## [To do]
Please count how many lines in the listing below contain the string "button", and reply with the number alone.

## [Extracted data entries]
◇ ◇ ◇ ◇
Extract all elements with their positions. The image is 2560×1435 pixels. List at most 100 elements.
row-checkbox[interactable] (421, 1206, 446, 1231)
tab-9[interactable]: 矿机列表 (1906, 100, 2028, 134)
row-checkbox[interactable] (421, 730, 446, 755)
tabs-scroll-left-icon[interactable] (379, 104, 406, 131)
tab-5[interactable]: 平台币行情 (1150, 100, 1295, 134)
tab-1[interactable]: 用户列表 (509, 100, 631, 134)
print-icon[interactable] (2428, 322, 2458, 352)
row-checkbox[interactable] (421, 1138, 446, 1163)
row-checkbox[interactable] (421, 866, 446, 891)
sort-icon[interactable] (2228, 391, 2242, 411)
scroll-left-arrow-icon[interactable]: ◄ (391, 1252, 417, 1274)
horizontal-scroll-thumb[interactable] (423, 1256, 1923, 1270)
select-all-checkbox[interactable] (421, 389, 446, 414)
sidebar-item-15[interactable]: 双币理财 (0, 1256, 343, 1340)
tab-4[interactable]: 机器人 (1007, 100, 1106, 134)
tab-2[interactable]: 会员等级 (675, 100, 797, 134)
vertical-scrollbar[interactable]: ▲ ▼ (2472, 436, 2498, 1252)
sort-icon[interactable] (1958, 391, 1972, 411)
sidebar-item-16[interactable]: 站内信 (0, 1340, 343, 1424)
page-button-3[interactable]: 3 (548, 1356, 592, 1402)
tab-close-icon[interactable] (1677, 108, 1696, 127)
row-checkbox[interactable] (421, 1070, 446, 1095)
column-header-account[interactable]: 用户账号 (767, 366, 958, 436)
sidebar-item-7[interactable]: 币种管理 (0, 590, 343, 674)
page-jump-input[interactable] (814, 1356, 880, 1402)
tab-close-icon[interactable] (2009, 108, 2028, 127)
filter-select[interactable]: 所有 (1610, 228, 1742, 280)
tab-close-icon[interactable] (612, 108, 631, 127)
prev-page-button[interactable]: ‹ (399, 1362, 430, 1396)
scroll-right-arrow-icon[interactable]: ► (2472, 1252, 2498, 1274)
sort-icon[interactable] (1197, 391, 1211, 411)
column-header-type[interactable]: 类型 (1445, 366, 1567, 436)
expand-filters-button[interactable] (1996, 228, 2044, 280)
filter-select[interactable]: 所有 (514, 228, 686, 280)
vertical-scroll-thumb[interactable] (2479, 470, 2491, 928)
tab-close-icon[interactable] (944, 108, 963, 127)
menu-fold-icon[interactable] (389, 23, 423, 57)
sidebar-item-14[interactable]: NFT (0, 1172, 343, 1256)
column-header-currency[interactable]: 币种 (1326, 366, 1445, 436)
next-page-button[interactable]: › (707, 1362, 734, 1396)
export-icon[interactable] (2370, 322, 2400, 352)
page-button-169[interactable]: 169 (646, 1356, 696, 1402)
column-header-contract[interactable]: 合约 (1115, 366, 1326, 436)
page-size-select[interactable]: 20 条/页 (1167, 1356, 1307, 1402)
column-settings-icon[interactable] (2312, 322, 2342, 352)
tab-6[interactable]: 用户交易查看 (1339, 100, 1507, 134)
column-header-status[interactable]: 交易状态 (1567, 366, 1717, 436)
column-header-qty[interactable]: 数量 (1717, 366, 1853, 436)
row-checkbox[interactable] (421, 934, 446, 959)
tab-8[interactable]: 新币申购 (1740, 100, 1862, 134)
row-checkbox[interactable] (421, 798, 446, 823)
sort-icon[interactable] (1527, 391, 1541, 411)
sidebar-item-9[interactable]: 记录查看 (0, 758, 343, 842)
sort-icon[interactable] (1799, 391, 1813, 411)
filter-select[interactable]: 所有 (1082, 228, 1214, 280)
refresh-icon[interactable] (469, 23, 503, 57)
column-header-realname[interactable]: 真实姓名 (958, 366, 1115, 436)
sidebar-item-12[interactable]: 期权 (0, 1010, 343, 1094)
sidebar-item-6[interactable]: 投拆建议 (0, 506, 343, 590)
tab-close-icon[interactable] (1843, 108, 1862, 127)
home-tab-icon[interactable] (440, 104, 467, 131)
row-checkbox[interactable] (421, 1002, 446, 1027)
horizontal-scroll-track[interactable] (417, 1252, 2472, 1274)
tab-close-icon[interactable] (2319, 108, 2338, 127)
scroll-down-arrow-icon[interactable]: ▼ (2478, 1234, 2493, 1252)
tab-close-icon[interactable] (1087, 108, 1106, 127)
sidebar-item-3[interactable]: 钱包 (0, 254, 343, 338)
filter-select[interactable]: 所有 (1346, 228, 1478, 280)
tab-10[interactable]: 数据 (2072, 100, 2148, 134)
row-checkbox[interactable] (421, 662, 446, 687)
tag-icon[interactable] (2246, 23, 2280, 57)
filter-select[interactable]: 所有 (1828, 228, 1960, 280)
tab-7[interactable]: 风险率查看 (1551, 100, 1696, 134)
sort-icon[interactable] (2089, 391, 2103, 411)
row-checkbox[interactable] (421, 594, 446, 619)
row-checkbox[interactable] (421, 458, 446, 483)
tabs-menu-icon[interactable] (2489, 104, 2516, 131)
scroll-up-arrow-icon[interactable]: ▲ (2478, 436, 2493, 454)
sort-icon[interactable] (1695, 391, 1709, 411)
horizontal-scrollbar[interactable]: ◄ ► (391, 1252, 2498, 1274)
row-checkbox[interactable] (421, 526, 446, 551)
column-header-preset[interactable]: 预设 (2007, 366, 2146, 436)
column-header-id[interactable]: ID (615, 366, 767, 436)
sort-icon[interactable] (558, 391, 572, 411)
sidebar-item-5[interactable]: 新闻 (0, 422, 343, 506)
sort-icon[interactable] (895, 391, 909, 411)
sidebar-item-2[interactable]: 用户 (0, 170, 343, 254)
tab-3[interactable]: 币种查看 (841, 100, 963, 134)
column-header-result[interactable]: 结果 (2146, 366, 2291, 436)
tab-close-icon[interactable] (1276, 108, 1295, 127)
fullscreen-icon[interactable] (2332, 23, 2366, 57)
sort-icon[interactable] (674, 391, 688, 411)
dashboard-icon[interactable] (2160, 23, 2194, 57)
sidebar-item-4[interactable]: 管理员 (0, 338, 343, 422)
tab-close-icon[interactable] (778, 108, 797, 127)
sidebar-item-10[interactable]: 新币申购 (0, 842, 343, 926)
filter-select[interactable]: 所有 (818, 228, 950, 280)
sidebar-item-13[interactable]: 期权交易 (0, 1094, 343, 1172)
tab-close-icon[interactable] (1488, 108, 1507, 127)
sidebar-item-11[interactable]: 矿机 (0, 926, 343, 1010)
◇ ◇ ◇ ◇
## [Solved problem]
5